■ THE PROBLEM ■
Can you print every record below exactly as written?

■ DATA EXCERPTS ■
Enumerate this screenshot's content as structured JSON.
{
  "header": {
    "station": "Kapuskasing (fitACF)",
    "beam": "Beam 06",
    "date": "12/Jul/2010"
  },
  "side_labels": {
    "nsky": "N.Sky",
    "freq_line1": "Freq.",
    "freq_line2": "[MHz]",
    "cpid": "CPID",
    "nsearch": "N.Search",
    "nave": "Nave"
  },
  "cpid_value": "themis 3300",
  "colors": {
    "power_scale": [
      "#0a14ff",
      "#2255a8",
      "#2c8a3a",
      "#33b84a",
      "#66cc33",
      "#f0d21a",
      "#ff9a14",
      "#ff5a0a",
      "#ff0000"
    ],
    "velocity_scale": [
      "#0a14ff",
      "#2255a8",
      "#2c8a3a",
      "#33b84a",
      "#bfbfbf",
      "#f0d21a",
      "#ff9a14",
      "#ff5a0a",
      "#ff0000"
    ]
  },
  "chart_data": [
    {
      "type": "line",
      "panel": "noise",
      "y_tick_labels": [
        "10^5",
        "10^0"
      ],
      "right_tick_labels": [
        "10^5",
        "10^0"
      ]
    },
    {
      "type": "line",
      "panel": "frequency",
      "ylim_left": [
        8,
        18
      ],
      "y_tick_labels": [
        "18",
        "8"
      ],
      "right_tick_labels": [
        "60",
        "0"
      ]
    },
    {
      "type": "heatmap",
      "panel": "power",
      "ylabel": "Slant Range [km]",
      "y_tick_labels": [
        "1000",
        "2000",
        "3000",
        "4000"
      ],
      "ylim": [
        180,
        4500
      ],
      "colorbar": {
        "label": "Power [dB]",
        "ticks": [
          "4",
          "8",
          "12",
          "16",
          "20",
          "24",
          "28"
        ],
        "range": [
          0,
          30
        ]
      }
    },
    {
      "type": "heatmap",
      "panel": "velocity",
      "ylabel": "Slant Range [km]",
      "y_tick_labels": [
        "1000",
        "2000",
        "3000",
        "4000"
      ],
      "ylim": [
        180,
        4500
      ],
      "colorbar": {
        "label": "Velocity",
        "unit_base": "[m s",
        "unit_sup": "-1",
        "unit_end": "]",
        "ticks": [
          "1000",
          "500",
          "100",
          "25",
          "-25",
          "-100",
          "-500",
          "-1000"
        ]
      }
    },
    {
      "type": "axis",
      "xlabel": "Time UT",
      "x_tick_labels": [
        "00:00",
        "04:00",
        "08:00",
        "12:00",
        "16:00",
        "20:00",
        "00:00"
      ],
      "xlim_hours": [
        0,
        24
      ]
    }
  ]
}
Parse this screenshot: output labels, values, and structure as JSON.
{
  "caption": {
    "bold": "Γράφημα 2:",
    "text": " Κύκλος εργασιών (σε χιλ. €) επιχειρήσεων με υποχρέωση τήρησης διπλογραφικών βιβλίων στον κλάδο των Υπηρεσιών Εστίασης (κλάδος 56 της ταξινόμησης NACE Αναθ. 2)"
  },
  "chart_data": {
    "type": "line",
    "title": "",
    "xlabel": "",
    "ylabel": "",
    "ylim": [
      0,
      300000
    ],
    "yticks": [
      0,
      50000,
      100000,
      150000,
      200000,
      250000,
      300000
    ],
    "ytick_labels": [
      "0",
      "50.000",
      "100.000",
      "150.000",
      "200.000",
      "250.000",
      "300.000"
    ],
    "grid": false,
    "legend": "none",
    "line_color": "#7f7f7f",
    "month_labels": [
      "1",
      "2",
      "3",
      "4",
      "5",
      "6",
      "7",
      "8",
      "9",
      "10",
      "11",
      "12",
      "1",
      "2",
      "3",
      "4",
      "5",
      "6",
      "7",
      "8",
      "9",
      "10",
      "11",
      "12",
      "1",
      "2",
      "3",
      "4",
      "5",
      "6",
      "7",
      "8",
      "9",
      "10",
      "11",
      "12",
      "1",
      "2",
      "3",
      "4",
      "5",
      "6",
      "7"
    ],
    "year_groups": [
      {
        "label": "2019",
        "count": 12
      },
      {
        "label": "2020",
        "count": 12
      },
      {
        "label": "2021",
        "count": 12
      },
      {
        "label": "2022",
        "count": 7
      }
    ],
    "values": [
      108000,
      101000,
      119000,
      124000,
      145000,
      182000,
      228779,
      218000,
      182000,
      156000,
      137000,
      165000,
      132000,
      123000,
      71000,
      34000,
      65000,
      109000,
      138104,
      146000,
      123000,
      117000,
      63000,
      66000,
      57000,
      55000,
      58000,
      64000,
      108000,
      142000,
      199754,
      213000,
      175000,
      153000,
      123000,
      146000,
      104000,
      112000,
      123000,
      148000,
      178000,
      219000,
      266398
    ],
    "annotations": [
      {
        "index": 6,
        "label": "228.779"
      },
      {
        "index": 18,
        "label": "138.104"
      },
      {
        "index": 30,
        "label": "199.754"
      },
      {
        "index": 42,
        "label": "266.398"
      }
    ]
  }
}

■ ANSWER FOR THE TASK ■
Enumerate this screenshot's content as structured JSON.
{
  "header": {
    "station": "Kapuskasing (fitACF)",
    "beam": "Beam 06",
    "date": "12/Jul/2010"
  },
  "side_labels": {
    "nsky": "N.Sky",
    "freq_line1": "Freq.",
    "freq_line2": "[MHz]",
    "cpid": "CPID",
    "nsearch": "N.Search",
    "nave": "Nave"
  },
  "cpid_value": "themis 3300",
  "colors": {
    "power_scale": [
      "#0a14ff",
      "#2255a8",
      "#2c8a3a",
      "#33b84a",
      "#66cc33",
      "#f0d21a",
      "#ff9a14",
      "#ff5a0a",
      "#ff0000"
    ],
    "velocity_scale": [
      "#0a14ff",
      "#2255a8",
      "#2c8a3a",
      "#33b84a",
      "#bfbfbf",
      "#f0d21a",
      "#ff9a14",
      "#ff5a0a",
      "#ff0000"
    ]
  },
  "chart_data": [
    {
      "type": "line",
      "panel": "noise",
      "y_tick_labels": [
        "10^5",
        "10^0"
      ],
      "right_tick_labels": [
        "10^5",
        "10^0"
      ]
    },
    {
      "type": "line",
      "panel": "frequency",
      "ylim_left": [
        8,
        18
      ],
      "y_tick_labels": [
        "18",
        "8"
      ],
      "right_tick_labels": [
        "60",
        "0"
      ]
    },
    {
      "type": "heatmap",
      "panel": "power",
      "ylabel": "Slant Range [km]",
      "y_tick_labels": [
        "1000",
        "2000",
        "3000",
        "4000"
      ],
      "ylim": [
        180,
        4500
      ],
      "colorbar": {
        "label": "Power [dB]",
        "ticks": [
          "4",
          "8",
          "12",
          "16",
          "20",
          "24",
          "28"
        ],
        "range": [
          0,
          30
        ]
      }
    },
    {
      "type": "heatmap",
      "panel": "velocity",
      "ylabel": "Slant Range [km]",
      "y_tick_labels": [
        "1000",
        "2000",
        "3000",
        "4000"
      ],
      "ylim": [
        180,
        4500
      ],
      "colorbar": {
        "label": "Velocity",
        "unit_base": "[m s",
        "unit_sup": "-1",
        "unit_end": "]",
        "ticks": [
          "1000",
          "500",
          "100",
          "25",
          "-25",
          "-100",
          "-500",
          "-1000"
        ]
      }
    },
    {
      "type": "axis",
      "xlabel": "Time UT",
      "x_tick_labels": [
        "00:00",
        "04:00",
        "08:00",
        "12:00",
        "16:00",
        "20:00",
        "00:00"
      ],
      "xlim_hours": [
        0,
        24
      ]
    }
  ]
}
Parse this screenshot: output labels, values, and structure as JSON.
{
  "caption": {
    "bold": "Γράφημα 2:",
    "text": " Κύκλος εργασιών (σε χιλ. €) επιχειρήσεων με υποχρέωση τήρησης διπλογραφικών βιβλίων στον κλάδο των Υπηρεσιών Εστίασης (κλάδος 56 της ταξινόμησης NACE Αναθ. 2)"
  },
  "chart_data": {
    "type": "line",
    "title": "",
    "xlabel": "",
    "ylabel": "",
    "ylim": [
      0,
      300000
    ],
    "yticks": [
      0,
      50000,
      100000,
      150000,
      200000,
      250000,
      300000
    ],
    "ytick_labels": [
      "0",
      "50.000",
      "100.000",
      "150.000",
      "200.000",
      "250.000",
      "300.000"
    ],
    "grid": false,
    "legend": "none",
    "line_color": "#7f7f7f",
    "month_labels": [
      "1",
      "2",
      "3",
      "4",
      "5",
      "6",
      "7",
      "8",
      "9",
      "10",
      "11",
      "12",
      "1",
      "2",
      "3",
      "4",
      "5",
      "6",
      "7",
      "8",
      "9",
      "10",
      "11",
      "12",
      "1",
      "2",
      "3",
      "4",
      "5",
      "6",
      "7",
      "8",
      "9",
      "10",
      "11",
      "12",
      "1",
      "2",
      "3",
      "4",
      "5",
      "6",
      "7"
    ],
    "year_groups": [
      {
        "label": "2019",
        "count": 12
      },
      {
        "label": "2020",
        "count": 12
      },
      {
        "label": "2021",
        "count": 12
      },
      {
        "label": "2022",
        "count": 7
      }
    ],
    "values": [
      108000,
      101000,
      119000,
      124000,
      145000,
      182000,
      228779,
      218000,
      182000,
      156000,
      137000,
      165000,
      132000,
      123000,
      71000,
      34000,
      65000,
      109000,
      138104,
      146000,
      123000,
      117000,
      63000,
      66000,
      57000,
      55000,
      58000,
      64000,
      108000,
      142000,
      199754,
      213000,
      175000,
      153000,
      123000,
      146000,
      104000,
      112000,
      123000,
      148000,
      178000,
      219000,
      266398
    ],
    "annotations": [
      {
        "index": 6,
        "label": "228.779"
      },
      {
        "index": 18,
        "label": "138.104"
      },
      {
        "index": 30,
        "label": "199.754"
      },
      {
        "index": 42,
        "label": "266.398"
      }
    ]
  }
}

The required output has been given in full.